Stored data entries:
┏━━

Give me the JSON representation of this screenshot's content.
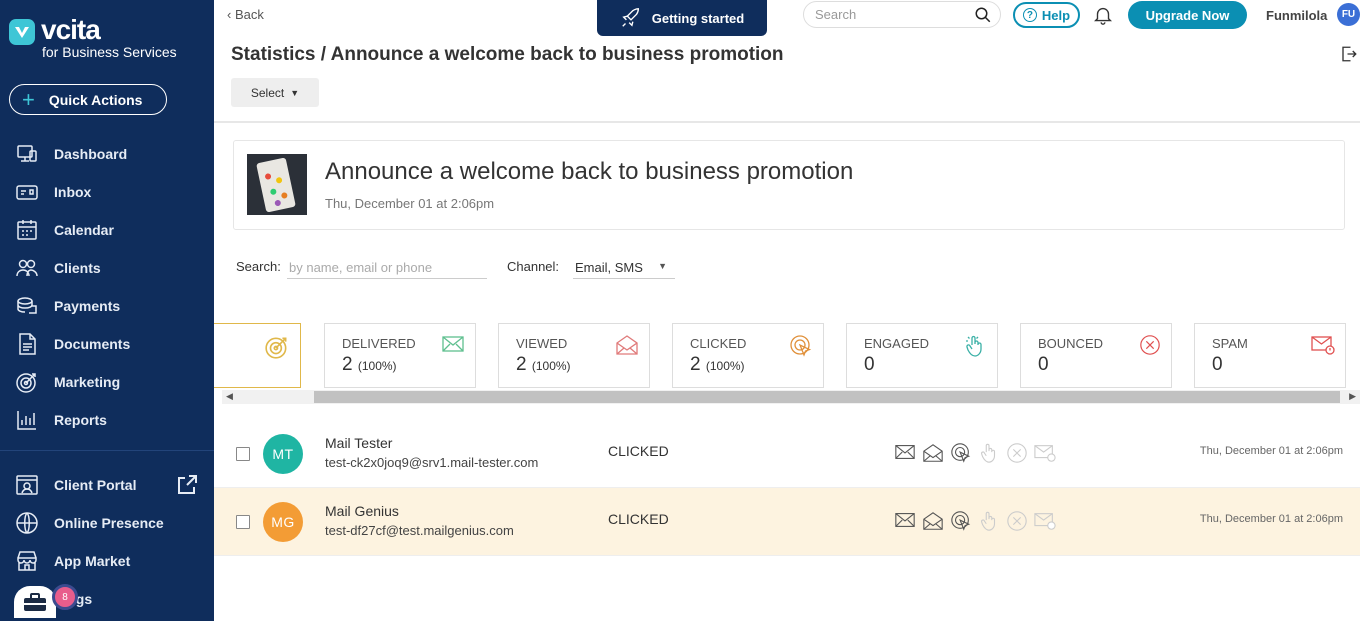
{
  "brand": {
    "name": "vcita",
    "tagline": "for Business Services",
    "accent": "#3ec6d6",
    "sidebar_bg": "#0f2d5c"
  },
  "sidebar": {
    "quick_actions": "Quick Actions",
    "items": [
      {
        "label": "Dashboard",
        "icon": "dashboard-icon"
      },
      {
        "label": "Inbox",
        "icon": "inbox-icon"
      },
      {
        "label": "Calendar",
        "icon": "calendar-icon"
      },
      {
        "label": "Clients",
        "icon": "clients-icon"
      },
      {
        "label": "Payments",
        "icon": "payments-icon"
      },
      {
        "label": "Documents",
        "icon": "documents-icon"
      },
      {
        "label": "Marketing",
        "icon": "marketing-icon"
      },
      {
        "label": "Reports",
        "icon": "reports-icon"
      }
    ],
    "bottom_items": [
      {
        "label": "Client Portal",
        "icon": "client-portal-icon"
      },
      {
        "label": "Online Presence",
        "icon": "globe-icon"
      },
      {
        "label": "App Market",
        "icon": "store-icon"
      },
      {
        "label": "ttings",
        "icon": "settings-icon"
      }
    ],
    "help_badge": "8"
  },
  "topbar": {
    "back": "Back",
    "getting_started": "Getting started",
    "search_placeholder": "Search",
    "help": "Help",
    "upgrade": "Upgrade Now",
    "user_name": "Funmilola",
    "user_initials": "FU"
  },
  "page": {
    "title": "Statistics / Announce a welcome back to business promotion",
    "select": "Select"
  },
  "campaign": {
    "title": "Announce a welcome back to business promotion",
    "date": "Thu, December 01 at 2:06pm"
  },
  "filters": {
    "search_label": "Search:",
    "search_placeholder": "by name, email or phone",
    "channel_label": "Channel:",
    "channel_value": "Email, SMS"
  },
  "stats": [
    {
      "label": "",
      "value": "",
      "pct": "",
      "icon": "target-icon"
    },
    {
      "label": "DELIVERED",
      "value": "2",
      "pct": "(100%)",
      "icon": "envelope-icon"
    },
    {
      "label": "VIEWED",
      "value": "2",
      "pct": "(100%)",
      "icon": "open-envelope-icon"
    },
    {
      "label": "CLICKED",
      "value": "2",
      "pct": "(100%)",
      "icon": "click-icon"
    },
    {
      "label": "ENGAGED",
      "value": "0",
      "pct": "",
      "icon": "hand-pointer-icon"
    },
    {
      "label": "BOUNCED",
      "value": "0",
      "pct": "",
      "icon": "x-circle-icon"
    },
    {
      "label": "SPAM",
      "value": "0",
      "pct": "",
      "icon": "spam-envelope-icon"
    }
  ],
  "recipients": [
    {
      "initials": "MT",
      "name": "Mail Tester",
      "email": "test-ck2x0joq9@srv1.mail-tester.com",
      "status": "CLICKED",
      "date": "Thu, December 01 at 2:06pm",
      "avatar_color": "#1fb5a3"
    },
    {
      "initials": "MG",
      "name": "Mail Genius",
      "email": "test-df27cf@test.mailgenius.com",
      "status": "CLICKED",
      "date": "Thu, December 01 at 2:06pm",
      "avatar_color": "#f39c35"
    }
  ]
}
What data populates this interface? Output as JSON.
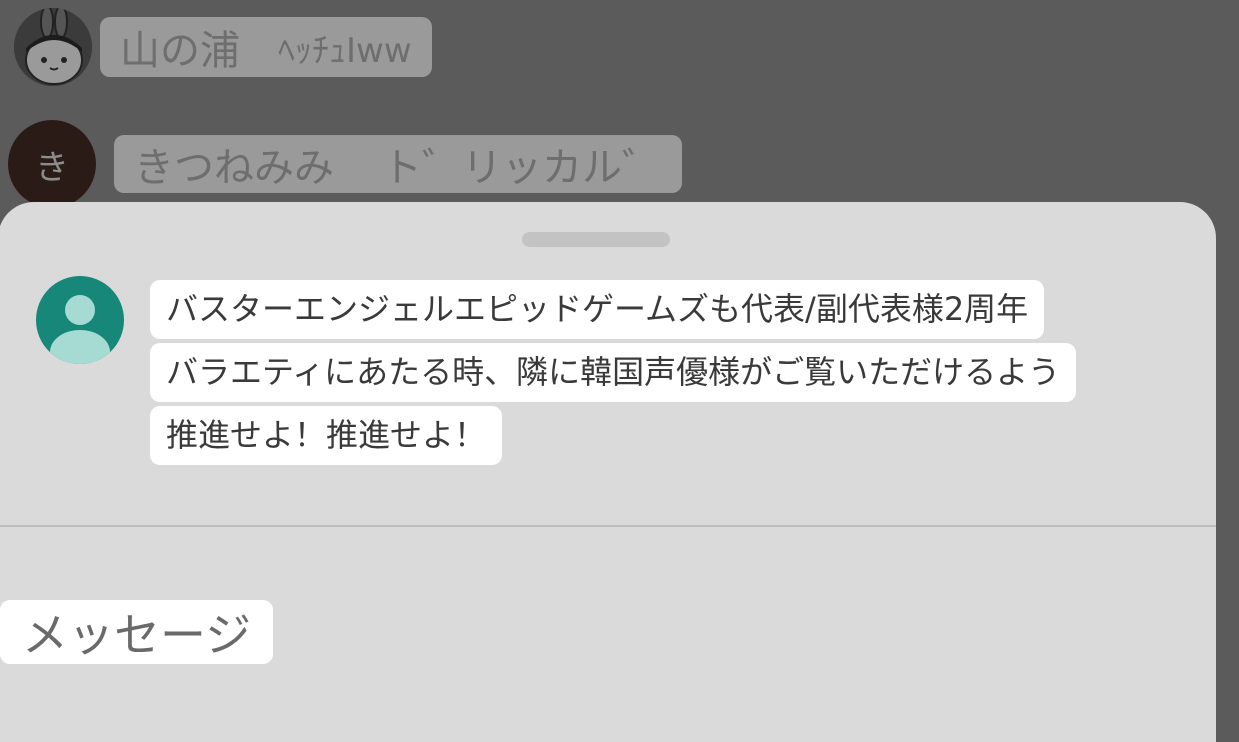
{
  "background_messages": [
    {
      "name": "山の浦",
      "text": "ﾍｯﾁｭIww"
    },
    {
      "avatar_letter": "き",
      "name": "きつねみみ",
      "text": "ト゛リッカル゛"
    }
  ],
  "sheet": {
    "message_lines": [
      "バスターエンジェルエピッドゲームズも代表/副代表様2周年",
      "バラエティにあたる時、隣に韓国声優様がご覧いただけるよう",
      "推進せよ！推進せよ！"
    ],
    "input_placeholder": "メッセージ"
  },
  "colors": {
    "overlay": "#5b5b5b",
    "sheet": "#dadada",
    "avatar_teal": "#178779"
  }
}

┗━━

=== TASK TO COMPLETE ===
Output the data above without changes, apart from leaving out the pictures.

=== ANSWER TO THE TASK ===
Give me the JSON representation of this screenshot's content.
{
  "brand": {
    "name": "vcita",
    "tagline": "for Business Services",
    "accent": "#3ec6d6",
    "sidebar_bg": "#0f2d5c"
  },
  "sidebar": {
    "quick_actions": "Quick Actions",
    "items": [
      {
        "label": "Dashboard",
        "icon": "dashboard-icon"
      },
      {
        "label": "Inbox",
        "icon": "inbox-icon"
      },
      {
        "label": "Calendar",
        "icon": "calendar-icon"
      },
      {
        "label": "Clients",
        "icon": "clients-icon"
      },
      {
        "label": "Payments",
        "icon": "payments-icon"
      },
      {
        "label": "Documents",
        "icon": "documents-icon"
      },
      {
        "label": "Marketing",
        "icon": "marketing-icon"
      },
      {
        "label": "Reports",
        "icon": "reports-icon"
      }
    ],
    "bottom_items": [
      {
        "label": "Client Portal",
        "icon": "client-portal-icon"
      },
      {
        "label": "Online Presence",
        "icon": "globe-icon"
      },
      {
        "label": "App Market",
        "icon": "store-icon"
      },
      {
        "label": "ttings",
        "icon": "settings-icon"
      }
    ],
    "help_badge": "8"
  },
  "topbar": {
    "back": "Back",
    "getting_started": "Getting started",
    "search_placeholder": "Search",
    "help": "Help",
    "upgrade": "Upgrade Now",
    "user_name": "Funmilola",
    "user_initials": "FU"
  },
  "page": {
    "title": "Statistics / Announce a welcome back to business promotion",
    "select": "Select"
  },
  "campaign": {
    "title": "Announce a welcome back to business promotion",
    "date": "Thu, December 01 at 2:06pm"
  },
  "filters": {
    "search_label": "Search:",
    "search_placeholder": "by name, email or phone",
    "channel_label": "Channel:",
    "channel_value": "Email, SMS"
  },
  "stats": [
    {
      "label": "",
      "value": "",
      "pct": "",
      "icon": "target-icon"
    },
    {
      "label": "DELIVERED",
      "value": "2",
      "pct": "(100%)",
      "icon": "envelope-icon"
    },
    {
      "label": "VIEWED",
      "value": "2",
      "pct": "(100%)",
      "icon": "open-envelope-icon"
    },
    {
      "label": "CLICKED",
      "value": "2",
      "pct": "(100%)",
      "icon": "click-icon"
    },
    {
      "label": "ENGAGED",
      "value": "0",
      "pct": "",
      "icon": "hand-pointer-icon"
    },
    {
      "label": "BOUNCED",
      "value": "0",
      "pct": "",
      "icon": "x-circle-icon"
    },
    {
      "label": "SPAM",
      "value": "0",
      "pct": "",
      "icon": "spam-envelope-icon"
    }
  ],
  "recipients": [
    {
      "initials": "MT",
      "name": "Mail Tester",
      "email": "test-ck2x0joq9@srv1.mail-tester.com",
      "status": "CLICKED",
      "date": "Thu, December 01 at 2:06pm",
      "avatar_color": "#1fb5a3"
    },
    {
      "initials": "MG",
      "name": "Mail Genius",
      "email": "test-df27cf@test.mailgenius.com",
      "status": "CLICKED",
      "date": "Thu, December 01 at 2:06pm",
      "avatar_color": "#f39c35"
    }
  ]
}
What data populates this interface? Output as JSON.
{
  "background_messages": [
    {
      "name": "山の浦",
      "text": "ﾍｯﾁｭIww"
    },
    {
      "avatar_letter": "き",
      "name": "きつねみみ",
      "text": "ト゛リッカル゛"
    }
  ],
  "sheet": {
    "message_lines": [
      "バスターエンジェルエピッドゲームズも代表/副代表様2周年",
      "バラエティにあたる時、隣に韓国声優様がご覧いただけるよう",
      "推進せよ！推進せよ！"
    ],
    "input_placeholder": "メッセージ"
  },
  "colors": {
    "overlay": "#5b5b5b",
    "sheet": "#dadada",
    "avatar_teal": "#178779"
  }
}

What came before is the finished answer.